§ À faire
Pouvez-vous prolonger la critique du roman « Les roses fauves » en reprenant juste après sa dernière phrase ?

§ Extrait source
Lire le roman de Carole Martinez en avant-première est un privilège et surtout un immense plaisir dont je remercie les éditions Gallimard et l'opération Masse Critique de Babelio !

Lorsque je commence un roman de Carole Martinez, ça me fait comme un froufroutis d'abeilles dans le ventre, tant je suis impatiente de pousser la porte du monde que ses mots ouvrent devant moi. Je sais qu'en la compagnie de ses personnages je vais traverser les miroirs du temps, du réel et de la fiction. Je sais que je pars pour une aventure exaltante dont je sortirai enrichie de mille trésors moirés. Je sais tout cela et pourtant je suis toujours médusée du foisonnement des ricochets narratifs qui jouent à merveille de toutes les ressources de la langue et de l'étroite imbrication entre réel et fiction.
Avec "Les roses fauves", son dernier roman, l'auteure nous entraîne au coeur de la création littéraire, dans un labyrinthe romanesque époustouflant. La trame narrative et la récurrence des motifs servent de fils d'Ariane, parfois tendus à l'extrême, parfois si arachnéens que l'on croit les perdre et se perdre, mais la conteuse possède une telle maîtrise de son art qu'elle sait nous rattraper et nous réorienter dans ce réseau si dense d'histoires entrelacées. Les arabesques narratives s'enroulent sur elles-mêmes et la lecture se fait jeu. Un jeu qui cache pour mieux révéler.
La narratrice du récit-cadre se nomme Carole, est écrivain et s'installe pour quelques mois à Trébuailles, en Bretagne, pour y écrire son deuxième roman inspiré par "Barbe-Bleue". C'est une simple carte postale qui l'a attirée là, l'image d'une silhouette de femme qui s'éloigne dans le village. Une femme qui semble boiter. Alors que sa première oeuvre s'intitule "Le coeur cousu", voilà que Carole fait la connaissance de Lola Cam, la postière dépositaire des cinq coeurs cousus de ses aïeules. A l'intérieur de chacune de ces enveloppes au tissu érodé, des dizaines de petits papiers gardent les secrets que ces femmes ont écrits juste avant de mourir. La tradition veut que ces coeurs soient transmis à la fille aînée avec interdiction de les découdre. Mais lorsque l'un des coeurs, trop usé, laisse échapper les confidences d'Inès Dolorès, trisaïeule de Lola, comment ignorer ces "cris du coeur" ?

§ Données extraites
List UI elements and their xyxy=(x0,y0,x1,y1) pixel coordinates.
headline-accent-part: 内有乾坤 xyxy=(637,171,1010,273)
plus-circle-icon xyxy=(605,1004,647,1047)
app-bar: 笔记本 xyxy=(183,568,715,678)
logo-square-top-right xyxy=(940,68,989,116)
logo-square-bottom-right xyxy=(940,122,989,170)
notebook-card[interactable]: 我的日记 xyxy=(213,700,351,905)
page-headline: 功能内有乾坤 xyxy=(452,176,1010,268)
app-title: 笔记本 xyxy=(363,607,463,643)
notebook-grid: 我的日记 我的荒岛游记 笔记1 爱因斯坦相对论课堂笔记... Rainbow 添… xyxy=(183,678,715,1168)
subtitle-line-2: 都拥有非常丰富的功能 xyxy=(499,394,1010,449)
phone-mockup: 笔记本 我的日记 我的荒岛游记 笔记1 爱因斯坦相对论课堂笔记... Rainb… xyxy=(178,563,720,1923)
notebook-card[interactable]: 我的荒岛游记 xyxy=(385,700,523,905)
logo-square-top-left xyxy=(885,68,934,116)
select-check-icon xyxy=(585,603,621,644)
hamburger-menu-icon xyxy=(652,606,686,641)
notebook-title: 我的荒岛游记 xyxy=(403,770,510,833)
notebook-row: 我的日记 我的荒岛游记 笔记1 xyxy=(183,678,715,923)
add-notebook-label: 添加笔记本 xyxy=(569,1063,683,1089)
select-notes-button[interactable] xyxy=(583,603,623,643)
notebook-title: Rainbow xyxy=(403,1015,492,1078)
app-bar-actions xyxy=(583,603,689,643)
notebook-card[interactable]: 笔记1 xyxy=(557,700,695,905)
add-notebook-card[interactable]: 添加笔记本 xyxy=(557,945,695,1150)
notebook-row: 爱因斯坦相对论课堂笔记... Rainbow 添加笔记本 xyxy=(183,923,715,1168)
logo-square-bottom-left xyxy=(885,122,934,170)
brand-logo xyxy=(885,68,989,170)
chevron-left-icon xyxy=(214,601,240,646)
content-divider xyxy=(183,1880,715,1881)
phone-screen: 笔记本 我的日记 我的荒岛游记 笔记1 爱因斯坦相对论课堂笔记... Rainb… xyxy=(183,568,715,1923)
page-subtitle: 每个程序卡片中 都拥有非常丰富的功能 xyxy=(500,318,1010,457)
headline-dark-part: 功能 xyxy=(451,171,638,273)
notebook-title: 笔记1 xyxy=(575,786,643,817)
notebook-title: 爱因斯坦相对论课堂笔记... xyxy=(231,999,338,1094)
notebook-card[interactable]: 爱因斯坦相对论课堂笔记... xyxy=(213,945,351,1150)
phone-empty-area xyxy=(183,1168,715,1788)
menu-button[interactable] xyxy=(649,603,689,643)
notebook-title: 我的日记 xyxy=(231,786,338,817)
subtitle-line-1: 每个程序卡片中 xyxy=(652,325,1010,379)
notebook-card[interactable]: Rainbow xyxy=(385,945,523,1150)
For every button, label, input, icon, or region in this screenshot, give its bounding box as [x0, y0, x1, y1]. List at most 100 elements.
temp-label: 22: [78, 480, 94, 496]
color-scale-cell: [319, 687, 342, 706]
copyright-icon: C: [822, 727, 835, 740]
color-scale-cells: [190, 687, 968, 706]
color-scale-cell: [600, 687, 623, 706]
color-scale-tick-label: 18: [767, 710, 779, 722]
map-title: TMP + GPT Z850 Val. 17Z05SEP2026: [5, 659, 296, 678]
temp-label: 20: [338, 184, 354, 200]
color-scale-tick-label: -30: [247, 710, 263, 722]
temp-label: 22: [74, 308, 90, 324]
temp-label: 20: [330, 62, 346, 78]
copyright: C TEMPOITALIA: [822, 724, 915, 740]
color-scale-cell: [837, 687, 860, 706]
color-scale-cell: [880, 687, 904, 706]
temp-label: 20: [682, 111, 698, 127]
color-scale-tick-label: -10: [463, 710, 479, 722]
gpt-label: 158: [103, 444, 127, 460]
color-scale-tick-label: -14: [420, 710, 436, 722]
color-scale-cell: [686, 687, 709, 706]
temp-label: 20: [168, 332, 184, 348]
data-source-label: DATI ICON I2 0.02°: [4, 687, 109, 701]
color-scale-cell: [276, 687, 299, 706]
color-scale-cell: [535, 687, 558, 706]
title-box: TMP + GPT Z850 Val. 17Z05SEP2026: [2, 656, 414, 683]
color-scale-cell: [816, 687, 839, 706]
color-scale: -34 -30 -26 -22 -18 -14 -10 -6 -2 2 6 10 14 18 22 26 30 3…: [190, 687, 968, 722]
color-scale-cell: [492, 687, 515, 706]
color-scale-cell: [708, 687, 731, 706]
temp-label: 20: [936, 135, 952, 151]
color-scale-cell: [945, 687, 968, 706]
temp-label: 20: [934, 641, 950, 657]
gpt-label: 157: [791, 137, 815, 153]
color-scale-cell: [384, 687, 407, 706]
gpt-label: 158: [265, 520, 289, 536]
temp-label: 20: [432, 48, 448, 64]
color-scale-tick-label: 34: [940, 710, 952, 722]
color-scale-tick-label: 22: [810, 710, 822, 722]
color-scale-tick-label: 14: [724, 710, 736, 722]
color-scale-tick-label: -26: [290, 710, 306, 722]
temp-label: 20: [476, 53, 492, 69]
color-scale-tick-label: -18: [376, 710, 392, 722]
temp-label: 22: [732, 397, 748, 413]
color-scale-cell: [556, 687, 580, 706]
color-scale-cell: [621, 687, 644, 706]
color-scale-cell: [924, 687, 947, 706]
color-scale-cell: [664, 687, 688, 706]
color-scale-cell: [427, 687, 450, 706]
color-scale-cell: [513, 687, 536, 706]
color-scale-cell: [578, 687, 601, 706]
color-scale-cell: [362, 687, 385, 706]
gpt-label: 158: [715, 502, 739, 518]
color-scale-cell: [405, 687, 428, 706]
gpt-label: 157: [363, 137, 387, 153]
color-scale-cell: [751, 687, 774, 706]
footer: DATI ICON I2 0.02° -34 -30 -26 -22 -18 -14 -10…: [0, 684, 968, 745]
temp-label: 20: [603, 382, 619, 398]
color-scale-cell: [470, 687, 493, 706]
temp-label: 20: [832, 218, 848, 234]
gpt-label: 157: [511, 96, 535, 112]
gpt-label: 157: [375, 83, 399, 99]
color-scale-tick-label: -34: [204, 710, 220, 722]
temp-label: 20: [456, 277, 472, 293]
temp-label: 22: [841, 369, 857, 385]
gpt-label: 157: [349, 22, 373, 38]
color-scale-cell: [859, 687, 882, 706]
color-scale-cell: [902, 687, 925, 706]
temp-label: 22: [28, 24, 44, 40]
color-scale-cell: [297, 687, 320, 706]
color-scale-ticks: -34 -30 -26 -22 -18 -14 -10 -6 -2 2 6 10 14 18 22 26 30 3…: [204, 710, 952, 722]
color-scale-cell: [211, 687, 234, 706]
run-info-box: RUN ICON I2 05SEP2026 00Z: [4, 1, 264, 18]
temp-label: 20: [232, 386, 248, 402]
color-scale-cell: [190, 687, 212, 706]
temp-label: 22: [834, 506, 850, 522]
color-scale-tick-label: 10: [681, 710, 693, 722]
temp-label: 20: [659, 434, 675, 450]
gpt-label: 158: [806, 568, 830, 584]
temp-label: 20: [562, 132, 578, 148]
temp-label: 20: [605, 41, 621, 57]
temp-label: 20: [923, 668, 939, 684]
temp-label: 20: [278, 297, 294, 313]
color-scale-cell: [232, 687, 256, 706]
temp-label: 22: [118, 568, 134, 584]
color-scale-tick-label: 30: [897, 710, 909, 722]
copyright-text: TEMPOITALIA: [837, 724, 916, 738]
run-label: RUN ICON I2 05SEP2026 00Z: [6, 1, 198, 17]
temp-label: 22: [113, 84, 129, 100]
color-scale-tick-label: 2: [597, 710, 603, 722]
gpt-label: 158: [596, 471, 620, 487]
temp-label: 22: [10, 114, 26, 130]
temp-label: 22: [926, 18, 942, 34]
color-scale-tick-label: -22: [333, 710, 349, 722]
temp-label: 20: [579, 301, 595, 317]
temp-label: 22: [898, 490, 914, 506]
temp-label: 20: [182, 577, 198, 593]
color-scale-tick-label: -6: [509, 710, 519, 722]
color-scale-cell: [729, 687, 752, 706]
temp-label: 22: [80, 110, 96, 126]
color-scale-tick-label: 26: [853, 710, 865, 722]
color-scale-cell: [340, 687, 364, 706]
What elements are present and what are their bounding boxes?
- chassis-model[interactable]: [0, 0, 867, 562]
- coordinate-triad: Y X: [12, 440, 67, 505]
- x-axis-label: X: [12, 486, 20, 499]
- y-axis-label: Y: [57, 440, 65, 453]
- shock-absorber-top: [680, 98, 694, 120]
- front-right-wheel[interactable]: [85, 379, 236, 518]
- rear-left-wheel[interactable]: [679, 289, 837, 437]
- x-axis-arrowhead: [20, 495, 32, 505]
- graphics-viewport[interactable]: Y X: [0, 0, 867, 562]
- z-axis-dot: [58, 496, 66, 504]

§ Réponse finale
Avec la lecture des papiers pliés, le passé s'insinue dans le présent, la fiction vient troubler la réalité en lui donnant une autre profondeur et en remodelant les destinées des personnages. Comme un choeur antique, les vieilles femmes du village commentent les évènements, évoquent les vies et morts de ceux qui deviennent la matière romanesque de l'auteure. D'une génération à l'autre, les motifs se répètent, les femmes sont boiteuses, les hommes sont fous d'amour et en meurent, les enfants sont conçus par l'ombre portée des morts. A Trébuailles, on trébuche au moment des épousailles. Des graines de roses vieilles de plus d'une centaine d'années fleurissent en quelques jours et exhalent un parfum maléfique pour les écrivains trop enracinés dans leurs histoires.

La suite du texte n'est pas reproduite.